Job:
Type out all the records word for word. Any pictures are to be left out.

--------------------------------------------------

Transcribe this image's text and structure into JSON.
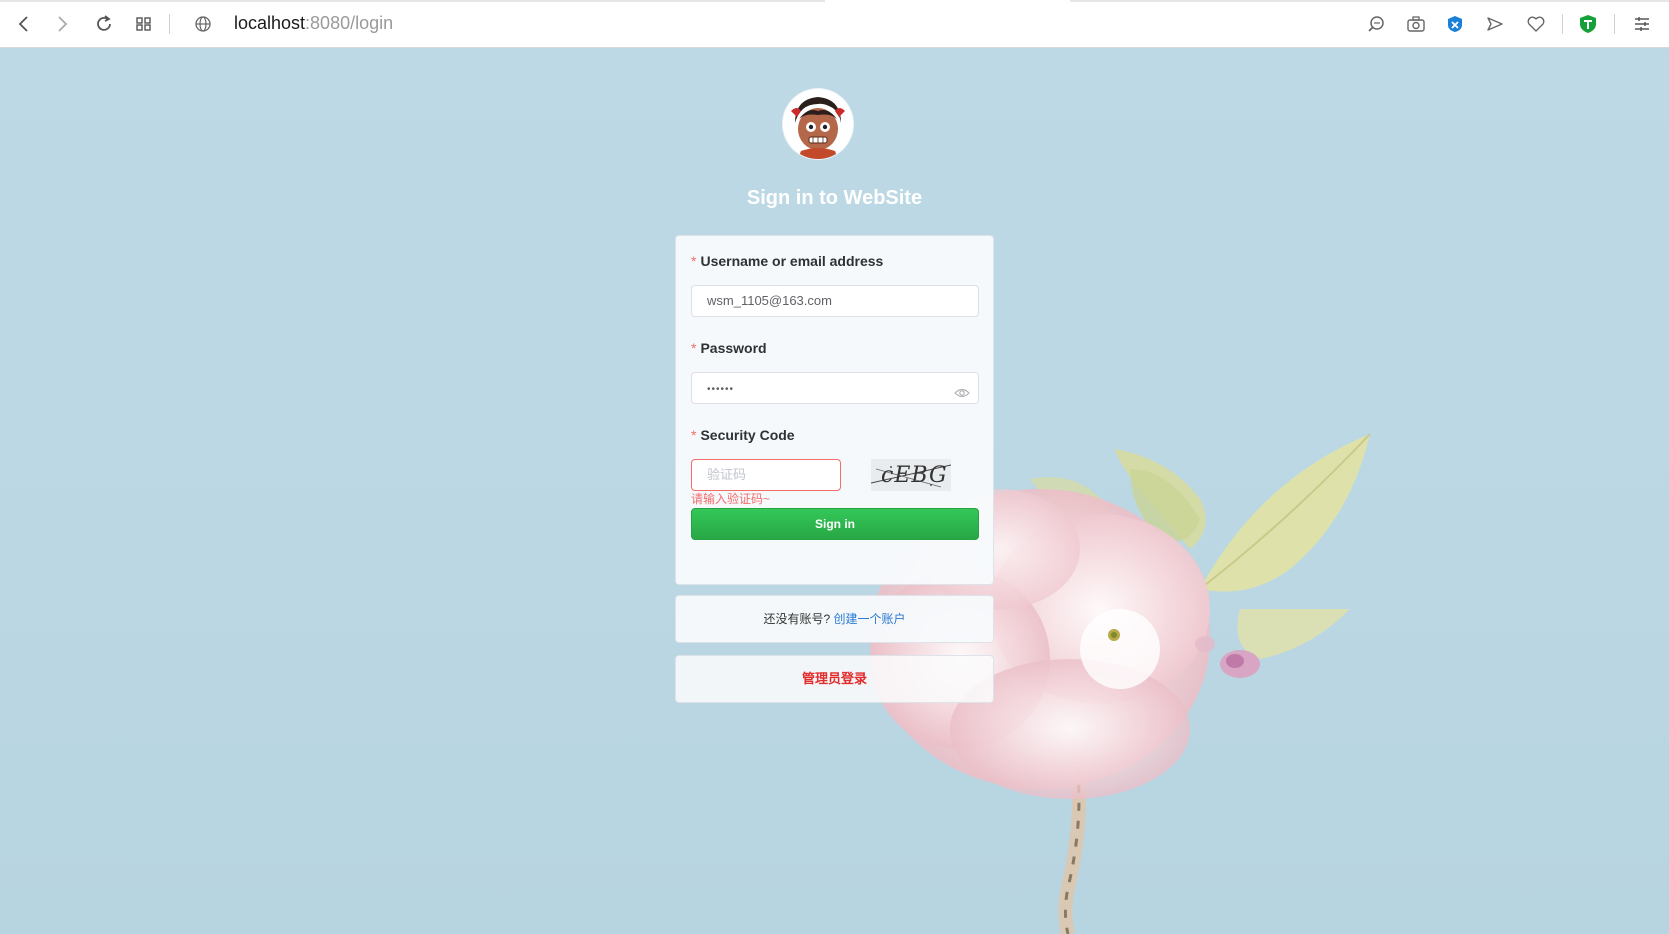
{
  "browser": {
    "url_host": "localhost",
    "url_path": ":8080/login",
    "icons": [
      "back-icon",
      "forward-icon",
      "reload-icon",
      "tabs-grid-icon",
      "globe-icon",
      "search-icon",
      "camera-icon",
      "extension-x-icon",
      "send-icon",
      "heart-icon",
      "shield-icon",
      "menu-icon"
    ]
  },
  "login": {
    "title": "Sign in to WebSite",
    "username_label": "Username or email address",
    "username_value": "wsm_1105@163.com",
    "password_label": "Password",
    "password_value": "••••••",
    "security_label": "Security Code",
    "security_placeholder": "验证码",
    "security_error": "请输入验证码~",
    "captcha_text": "cEBG",
    "signin_label": "Sign in",
    "required_mark": "*"
  },
  "register": {
    "prompt": "还没有账号?",
    "link": "创建一个账户"
  },
  "admin": {
    "label": "管理员登录"
  },
  "colors": {
    "background": "#bcd8e4",
    "primary_green": "#2dbc50",
    "error_red": "#f56c6c",
    "link_blue": "#2a7ad0",
    "admin_red": "#e32b2b"
  }
}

--------------------------------------------------

Written answer:
Transcribe this image's text and structure into JSON.
{
  "browser": {
    "url_host": "localhost",
    "url_path": ":8080/login",
    "icons": [
      "back-icon",
      "forward-icon",
      "reload-icon",
      "tabs-grid-icon",
      "globe-icon",
      "search-icon",
      "camera-icon",
      "extension-x-icon",
      "send-icon",
      "heart-icon",
      "shield-icon",
      "menu-icon"
    ]
  },
  "login": {
    "title": "Sign in to WebSite",
    "username_label": "Username or email address",
    "username_value": "wsm_1105@163.com",
    "password_label": "Password",
    "password_value": "••••••",
    "security_label": "Security Code",
    "security_placeholder": "验证码",
    "security_error": "请输入验证码~",
    "captcha_text": "cEBG",
    "signin_label": "Sign in",
    "required_mark": "*"
  },
  "register": {
    "prompt": "还没有账号?",
    "link": "创建一个账户"
  },
  "admin": {
    "label": "管理员登录"
  },
  "colors": {
    "background": "#bcd8e4",
    "primary_green": "#2dbc50",
    "error_red": "#f56c6c",
    "link_blue": "#2a7ad0",
    "admin_red": "#e32b2b"
  }
}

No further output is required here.